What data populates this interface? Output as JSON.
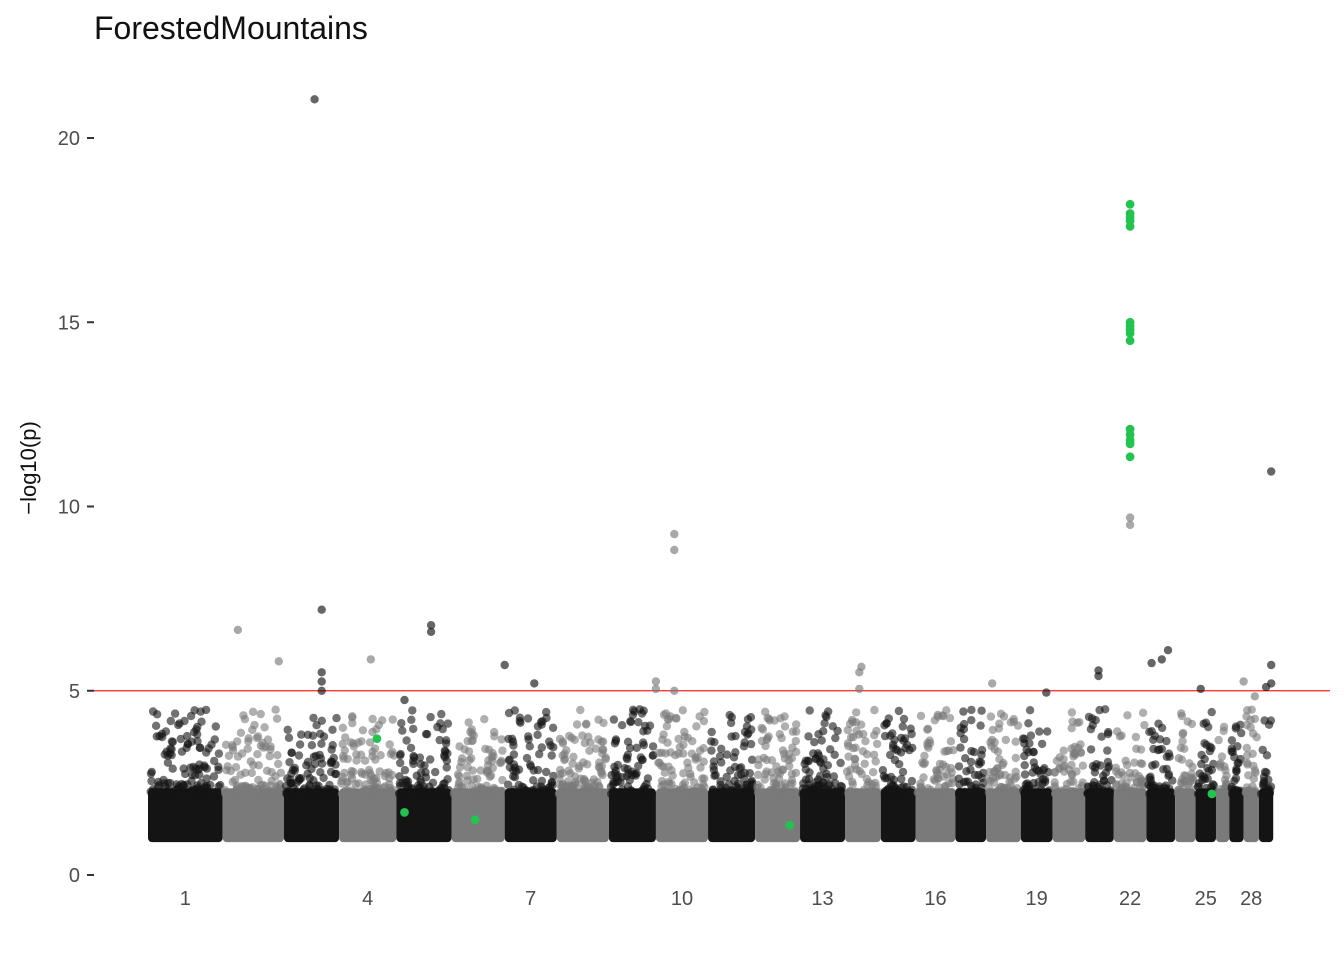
{
  "chart_data": {
    "type": "scatter",
    "subtype": "manhattan",
    "title": "ForestedMountains",
    "xlabel": "",
    "ylabel": "−log10(p)",
    "ylim": [
      0,
      21.8
    ],
    "y_ticks": [
      0,
      5,
      10,
      15,
      20
    ],
    "x_tick_labels": [
      "1",
      "4",
      "7",
      "10",
      "13",
      "16",
      "19",
      "22",
      "25",
      "28"
    ],
    "threshold": 5,
    "colors": {
      "chrom_dark": "#141414",
      "chrom_light": "#7a7a7a",
      "highlight": "#22c34e",
      "threshold_line": "#ff2020",
      "axis_tick": "#333333"
    },
    "chromosomes": [
      {
        "chrom": 1,
        "start": 0,
        "end": 73,
        "tick": true
      },
      {
        "chrom": 2,
        "start": 73,
        "end": 133
      },
      {
        "chrom": 3,
        "start": 133,
        "end": 187
      },
      {
        "chrom": 4,
        "start": 187,
        "end": 243,
        "tick": true
      },
      {
        "chrom": 5,
        "start": 243,
        "end": 297
      },
      {
        "chrom": 6,
        "start": 297,
        "end": 349
      },
      {
        "chrom": 7,
        "start": 349,
        "end": 400,
        "tick": true
      },
      {
        "chrom": 8,
        "start": 400,
        "end": 451
      },
      {
        "chrom": 9,
        "start": 451,
        "end": 497
      },
      {
        "chrom": 10,
        "start": 497,
        "end": 548,
        "tick": true
      },
      {
        "chrom": 11,
        "start": 548,
        "end": 594
      },
      {
        "chrom": 12,
        "start": 594,
        "end": 638
      },
      {
        "chrom": 13,
        "start": 638,
        "end": 682,
        "tick": true
      },
      {
        "chrom": 14,
        "start": 682,
        "end": 717
      },
      {
        "chrom": 15,
        "start": 717,
        "end": 751
      },
      {
        "chrom": 16,
        "start": 751,
        "end": 790,
        "tick": true
      },
      {
        "chrom": 17,
        "start": 790,
        "end": 820
      },
      {
        "chrom": 18,
        "start": 820,
        "end": 854
      },
      {
        "chrom": 19,
        "start": 854,
        "end": 885,
        "tick": true
      },
      {
        "chrom": 20,
        "start": 885,
        "end": 917
      },
      {
        "chrom": 21,
        "start": 917,
        "end": 945
      },
      {
        "chrom": 22,
        "start": 945,
        "end": 977,
        "tick": true
      },
      {
        "chrom": 23,
        "start": 977,
        "end": 1005
      },
      {
        "chrom": 24,
        "start": 1005,
        "end": 1025
      },
      {
        "chrom": 25,
        "start": 1025,
        "end": 1045,
        "tick": true
      },
      {
        "chrom": 26,
        "start": 1045,
        "end": 1058
      },
      {
        "chrom": 27,
        "start": 1058,
        "end": 1072
      },
      {
        "chrom": 28,
        "start": 1072,
        "end": 1087,
        "tick": true
      },
      {
        "chrom": 29,
        "start": 1087,
        "end": 1101
      }
    ],
    "notable_points": [
      {
        "pos": 163,
        "p": 21.05
      },
      {
        "pos": 170,
        "p": 7.2
      },
      {
        "pos": 170,
        "p": 5.5
      },
      {
        "pos": 170,
        "p": 5.25
      },
      {
        "pos": 170,
        "p": 5.0
      },
      {
        "pos": 88,
        "p": 6.65
      },
      {
        "pos": 128,
        "p": 5.8
      },
      {
        "pos": 218,
        "p": 5.85
      },
      {
        "pos": 277,
        "p": 6.78
      },
      {
        "pos": 277,
        "p": 6.6
      },
      {
        "pos": 349,
        "p": 5.7
      },
      {
        "pos": 378,
        "p": 5.2
      },
      {
        "pos": 251,
        "p": 4.75
      },
      {
        "pos": 497,
        "p": 5.25
      },
      {
        "pos": 497,
        "p": 5.05
      },
      {
        "pos": 515,
        "p": 9.25
      },
      {
        "pos": 515,
        "p": 8.82
      },
      {
        "pos": 515,
        "p": 5.0
      },
      {
        "pos": 698,
        "p": 5.65
      },
      {
        "pos": 696,
        "p": 5.5
      },
      {
        "pos": 696,
        "p": 5.05
      },
      {
        "pos": 826,
        "p": 5.2
      },
      {
        "pos": 879,
        "p": 4.95
      },
      {
        "pos": 930,
        "p": 5.55
      },
      {
        "pos": 930,
        "p": 5.4
      },
      {
        "pos": 961,
        "p": 9.7
      },
      {
        "pos": 961,
        "p": 9.5
      },
      {
        "pos": 982,
        "p": 5.75
      },
      {
        "pos": 992,
        "p": 5.85
      },
      {
        "pos": 998,
        "p": 6.1
      },
      {
        "pos": 1030,
        "p": 5.05
      },
      {
        "pos": 1072,
        "p": 5.25
      },
      {
        "pos": 1083,
        "p": 4.85
      },
      {
        "pos": 1094,
        "p": 5.1
      },
      {
        "pos": 1099,
        "p": 10.95
      },
      {
        "pos": 1099,
        "p": 5.7
      },
      {
        "pos": 1099,
        "p": 5.2
      }
    ],
    "highlighted_points": [
      {
        "pos": 961,
        "p": 18.2
      },
      {
        "pos": 961,
        "p": 17.95
      },
      {
        "pos": 961,
        "p": 17.85
      },
      {
        "pos": 961,
        "p": 17.75
      },
      {
        "pos": 961,
        "p": 17.6
      },
      {
        "pos": 961,
        "p": 15.0
      },
      {
        "pos": 961,
        "p": 14.9
      },
      {
        "pos": 961,
        "p": 14.8
      },
      {
        "pos": 961,
        "p": 14.7
      },
      {
        "pos": 961,
        "p": 14.5
      },
      {
        "pos": 961,
        "p": 12.1
      },
      {
        "pos": 961,
        "p": 11.95
      },
      {
        "pos": 961,
        "p": 11.8
      },
      {
        "pos": 961,
        "p": 11.7
      },
      {
        "pos": 961,
        "p": 11.35
      },
      {
        "pos": 224,
        "p": 3.7
      },
      {
        "pos": 251,
        "p": 1.7
      },
      {
        "pos": 320,
        "p": 1.5
      },
      {
        "pos": 628,
        "p": 1.35
      },
      {
        "pos": 1041,
        "p": 2.2
      }
    ]
  }
}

PROBLEM =
Repeat the lines above exactly, and keep every picture out.

COMPLETE ANSWER =
What data populates this interface? Output as JSON.
{
  "chart_data": {
    "type": "scatter",
    "subtype": "manhattan",
    "title": "ForestedMountains",
    "xlabel": "",
    "ylabel": "−log10(p)",
    "ylim": [
      0,
      21.8
    ],
    "y_ticks": [
      0,
      5,
      10,
      15,
      20
    ],
    "x_tick_labels": [
      "1",
      "4",
      "7",
      "10",
      "13",
      "16",
      "19",
      "22",
      "25",
      "28"
    ],
    "threshold": 5,
    "colors": {
      "chrom_dark": "#141414",
      "chrom_light": "#7a7a7a",
      "highlight": "#22c34e",
      "threshold_line": "#ff2020",
      "axis_tick": "#333333"
    },
    "chromosomes": [
      {
        "chrom": 1,
        "start": 0,
        "end": 73,
        "tick": true
      },
      {
        "chrom": 2,
        "start": 73,
        "end": 133
      },
      {
        "chrom": 3,
        "start": 133,
        "end": 187
      },
      {
        "chrom": 4,
        "start": 187,
        "end": 243,
        "tick": true
      },
      {
        "chrom": 5,
        "start": 243,
        "end": 297
      },
      {
        "chrom": 6,
        "start": 297,
        "end": 349
      },
      {
        "chrom": 7,
        "start": 349,
        "end": 400,
        "tick": true
      },
      {
        "chrom": 8,
        "start": 400,
        "end": 451
      },
      {
        "chrom": 9,
        "start": 451,
        "end": 497
      },
      {
        "chrom": 10,
        "start": 497,
        "end": 548,
        "tick": true
      },
      {
        "chrom": 11,
        "start": 548,
        "end": 594
      },
      {
        "chrom": 12,
        "start": 594,
        "end": 638
      },
      {
        "chrom": 13,
        "start": 638,
        "end": 682,
        "tick": true
      },
      {
        "chrom": 14,
        "start": 682,
        "end": 717
      },
      {
        "chrom": 15,
        "start": 717,
        "end": 751
      },
      {
        "chrom": 16,
        "start": 751,
        "end": 790,
        "tick": true
      },
      {
        "chrom": 17,
        "start": 790,
        "end": 820
      },
      {
        "chrom": 18,
        "start": 820,
        "end": 854
      },
      {
        "chrom": 19,
        "start": 854,
        "end": 885,
        "tick": true
      },
      {
        "chrom": 20,
        "start": 885,
        "end": 917
      },
      {
        "chrom": 21,
        "start": 917,
        "end": 945
      },
      {
        "chrom": 22,
        "start": 945,
        "end": 977,
        "tick": true
      },
      {
        "chrom": 23,
        "start": 977,
        "end": 1005
      },
      {
        "chrom": 24,
        "start": 1005,
        "end": 1025
      },
      {
        "chrom": 25,
        "start": 1025,
        "end": 1045,
        "tick": true
      },
      {
        "chrom": 26,
        "start": 1045,
        "end": 1058
      },
      {
        "chrom": 27,
        "start": 1058,
        "end": 1072
      },
      {
        "chrom": 28,
        "start": 1072,
        "end": 1087,
        "tick": true
      },
      {
        "chrom": 29,
        "start": 1087,
        "end": 1101
      }
    ],
    "notable_points": [
      {
        "pos": 163,
        "p": 21.05
      },
      {
        "pos": 170,
        "p": 7.2
      },
      {
        "pos": 170,
        "p": 5.5
      },
      {
        "pos": 170,
        "p": 5.25
      },
      {
        "pos": 170,
        "p": 5.0
      },
      {
        "pos": 88,
        "p": 6.65
      },
      {
        "pos": 128,
        "p": 5.8
      },
      {
        "pos": 218,
        "p": 5.85
      },
      {
        "pos": 277,
        "p": 6.78
      },
      {
        "pos": 277,
        "p": 6.6
      },
      {
        "pos": 349,
        "p": 5.7
      },
      {
        "pos": 378,
        "p": 5.2
      },
      {
        "pos": 251,
        "p": 4.75
      },
      {
        "pos": 497,
        "p": 5.25
      },
      {
        "pos": 497,
        "p": 5.05
      },
      {
        "pos": 515,
        "p": 9.25
      },
      {
        "pos": 515,
        "p": 8.82
      },
      {
        "pos": 515,
        "p": 5.0
      },
      {
        "pos": 698,
        "p": 5.65
      },
      {
        "pos": 696,
        "p": 5.5
      },
      {
        "pos": 696,
        "p": 5.05
      },
      {
        "pos": 826,
        "p": 5.2
      },
      {
        "pos": 879,
        "p": 4.95
      },
      {
        "pos": 930,
        "p": 5.55
      },
      {
        "pos": 930,
        "p": 5.4
      },
      {
        "pos": 961,
        "p": 9.7
      },
      {
        "pos": 961,
        "p": 9.5
      },
      {
        "pos": 982,
        "p": 5.75
      },
      {
        "pos": 992,
        "p": 5.85
      },
      {
        "pos": 998,
        "p": 6.1
      },
      {
        "pos": 1030,
        "p": 5.05
      },
      {
        "pos": 1072,
        "p": 5.25
      },
      {
        "pos": 1083,
        "p": 4.85
      },
      {
        "pos": 1094,
        "p": 5.1
      },
      {
        "pos": 1099,
        "p": 10.95
      },
      {
        "pos": 1099,
        "p": 5.7
      },
      {
        "pos": 1099,
        "p": 5.2
      }
    ],
    "highlighted_points": [
      {
        "pos": 961,
        "p": 18.2
      },
      {
        "pos": 961,
        "p": 17.95
      },
      {
        "pos": 961,
        "p": 17.85
      },
      {
        "pos": 961,
        "p": 17.75
      },
      {
        "pos": 961,
        "p": 17.6
      },
      {
        "pos": 961,
        "p": 15.0
      },
      {
        "pos": 961,
        "p": 14.9
      },
      {
        "pos": 961,
        "p": 14.8
      },
      {
        "pos": 961,
        "p": 14.7
      },
      {
        "pos": 961,
        "p": 14.5
      },
      {
        "pos": 961,
        "p": 12.1
      },
      {
        "pos": 961,
        "p": 11.95
      },
      {
        "pos": 961,
        "p": 11.8
      },
      {
        "pos": 961,
        "p": 11.7
      },
      {
        "pos": 961,
        "p": 11.35
      },
      {
        "pos": 224,
        "p": 3.7
      },
      {
        "pos": 251,
        "p": 1.7
      },
      {
        "pos": 320,
        "p": 1.5
      },
      {
        "pos": 628,
        "p": 1.35
      },
      {
        "pos": 1041,
        "p": 2.2
      }
    ]
  }
}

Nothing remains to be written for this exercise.